*WHAT YOU SHOULD DO*
Restate the records that follow word for word; no pictures should appear.

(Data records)

◇ ◇ ◇

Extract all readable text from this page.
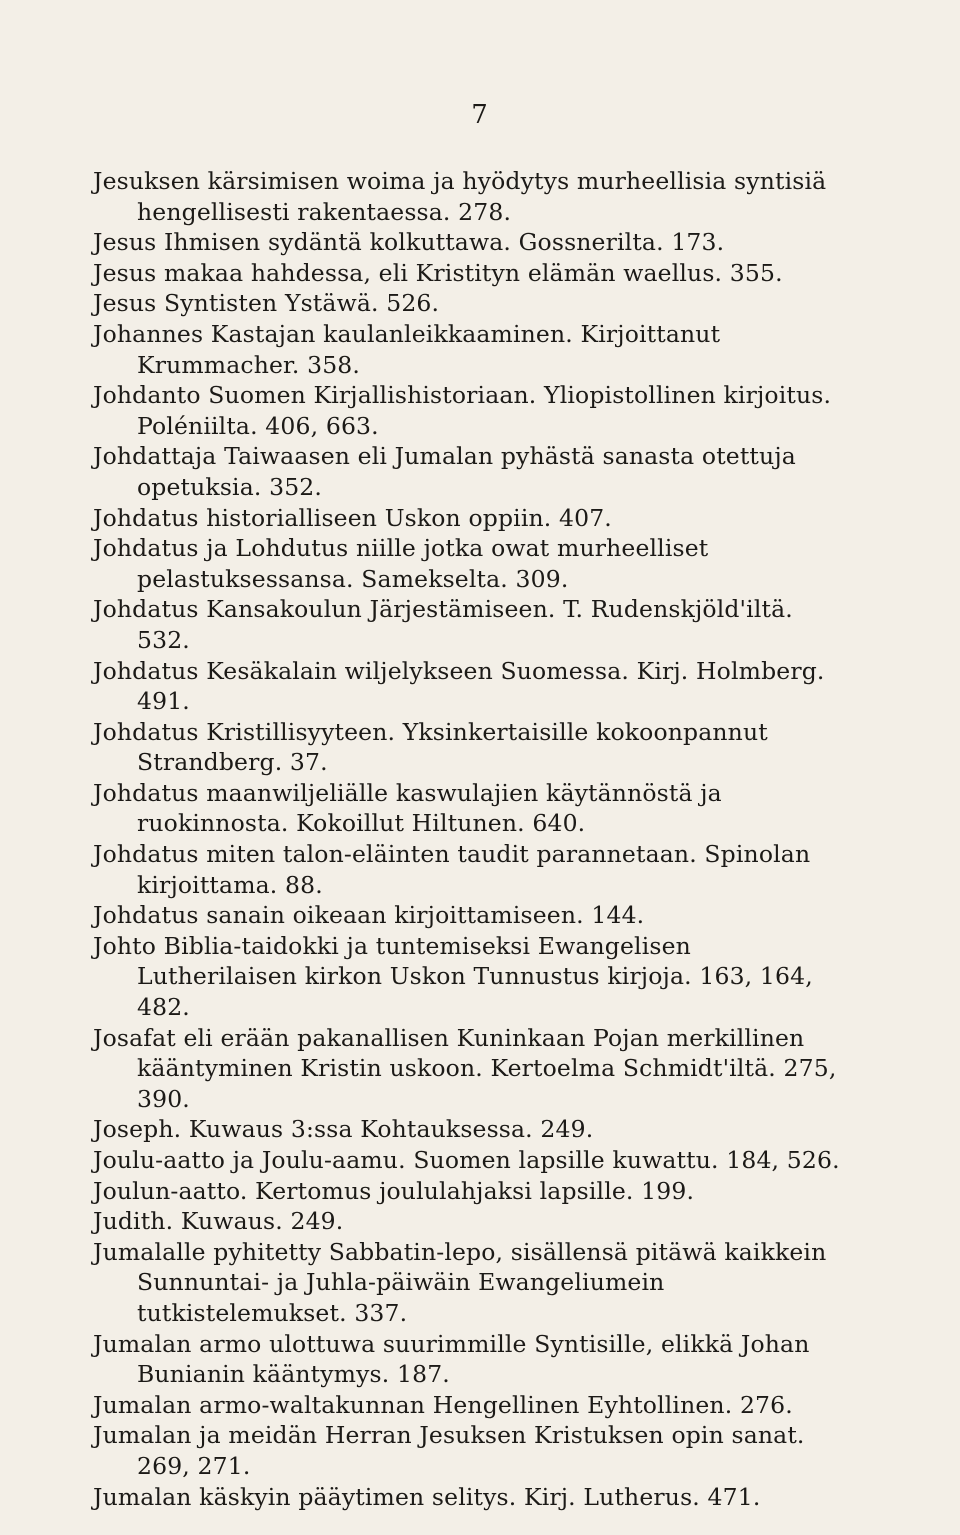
7
Jesuksen kärsimisen woima ja hyödytys murheellisia syntisiä hengellisesti rakentaessa. 278.
Jesus Ihmisen sydäntä kolkuttawa. Gossnerilta. 173.
Jesus makaa hahdessa, eli Kristityn elämän waellus. 355.
Jesus Syntisten Ystäwä. 526.
Johannes Kastajan kaulanleikkaaminen. Kirjoittanut Krummacher. 358.
Johdanto Suomen Kirjallishistoriaan. Yliopistollinen kirjoitus. Poléniilta. 406, 663.
Johdattaja Taiwaasen eli Jumalan pyhästä sanasta otettuja opetuksia. 352.
Johdatus historialliseen Uskon oppiin. 407.
Johdatus ja Lohdutus niille jotka owat murheelliset pelastuksessansa. Samekselta. 309.
Johdatus Kansakoulun Järjestämiseen. T. Rudenskjöld'iltä. 532.
Johdatus Kesäkalain wiljelykseen Suomessa. Kirj. Holmberg. 491.
Johdatus Kristillisyyteen. Yksinkertaisille kokoonpannut Strandberg. 37.
Johdatus maanwiljeliälle kaswulajien käytännöstä ja ruokinnosta. Kokoillut Hiltunen. 640.
Johdatus miten talon-eläinten taudit parannetaan. Spinolan kirjoittama. 88.
Johdatus sanain oikeaan kirjoittamiseen. 144.
Johto Biblia-taidokki ja tuntemiseksi Ewangelisen Lutherilaisen kirkon Uskon Tunnustus kirjoja. 163, 164, 482.
Josafat eli erään pakanallisen Kuninkaan Pojan merkillinen kääntyminen Kristin uskoon. Kertoelma Schmidt'iltä. 275, 390.
Joseph. Kuwaus 3:ssa Kohtauksessa. 249.
Joulu-aatto ja Joulu-aamu. Suomen lapsille kuwattu. 184, 526.
Joulun-aatto. Kertomus joululahjaksi lapsille. 199.
Judith. Kuwaus. 249.
Jumalalle pyhitetty Sabbatin-lepo, sisällensä pitäwä kaikkein Sunnuntai- ja Juhla-päiwäin Ewangeliumein tutkistelemukset. 337.
Jumalan armo ulottuwa suurimmille Syntisille, elikkä Johan Bunianin kääntymys. 187.
Jumalan armo-waltakunnan Hengellinen Eyhtollinen. 276.
Jumalan ja meidän Herran Jesuksen Kristuksen opin sanat. 269, 271.
Jumalan käskyin pääytimen selitys. Kirj. Lutherus. 471.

◇ ◇ ◇

*WRITTEN RESPONSE*
Extract all readable text from this page.
7
Jesuksen kärsimisen woima ja hyödytys murheellisia syntisiä hengellisesti rakentaessa. 278.
Jesus Ihmisen sydäntä kolkuttawa. Gossnerilta. 173.
Jesus makaa hahdessa, eli Kristityn elämän waellus. 355.
Jesus Syntisten Ystäwä. 526.
Johannes Kastajan kaulanleikkaaminen. Kirjoittanut Krummacher. 358.
Johdanto Suomen Kirjallishistoriaan. Yliopistollinen kirjoitus. Poléniilta. 406, 663.
Johdattaja Taiwaasen eli Jumalan pyhästä sanasta otettuja opetuksia. 352.
Johdatus historialliseen Uskon oppiin. 407.
Johdatus ja Lohdutus niille jotka owat murheelliset pelastuksessansa. Samekselta. 309.
Johdatus Kansakoulun Järjestämiseen. T. Rudenskjöld'iltä. 532.
Johdatus Kesäkalain wiljelykseen Suomessa. Kirj. Holmberg. 491.
Johdatus Kristillisyyteen. Yksinkertaisille kokoonpannut Strandberg. 37.
Johdatus maanwiljeliälle kaswulajien käytännöstä ja ruokinnosta. Kokoillut Hiltunen. 640.
Johdatus miten talon-eläinten taudit parannetaan. Spinolan kirjoittama. 88.
Johdatus sanain oikeaan kirjoittamiseen. 144.
Johto Biblia-taidokki ja tuntemiseksi Ewangelisen Lutherilaisen kirkon Uskon Tunnustus kirjoja. 163, 164, 482.
Josafat eli erään pakanallisen Kuninkaan Pojan merkillinen kääntyminen Kristin uskoon. Kertoelma Schmidt'iltä. 275, 390.
Joseph. Kuwaus 3:ssa Kohtauksessa. 249.
Joulu-aatto ja Joulu-aamu. Suomen lapsille kuwattu. 184, 526.
Joulun-aatto. Kertomus joululahjaksi lapsille. 199.
Judith. Kuwaus. 249.
Jumalalle pyhitetty Sabbatin-lepo, sisällensä pitäwä kaikkein Sunnuntai- ja Juhla-päiwäin Ewangeliumein tutkistelemukset. 337.
Jumalan armo ulottuwa suurimmille Syntisille, elikkä Johan Bunianin kääntymys. 187.
Jumalan armo-waltakunnan Hengellinen Eyhtollinen. 276.
Jumalan ja meidän Herran Jesuksen Kristuksen opin sanat. 269, 271.
Jumalan käskyin pääytimen selitys. Kirj. Lutherus. 471.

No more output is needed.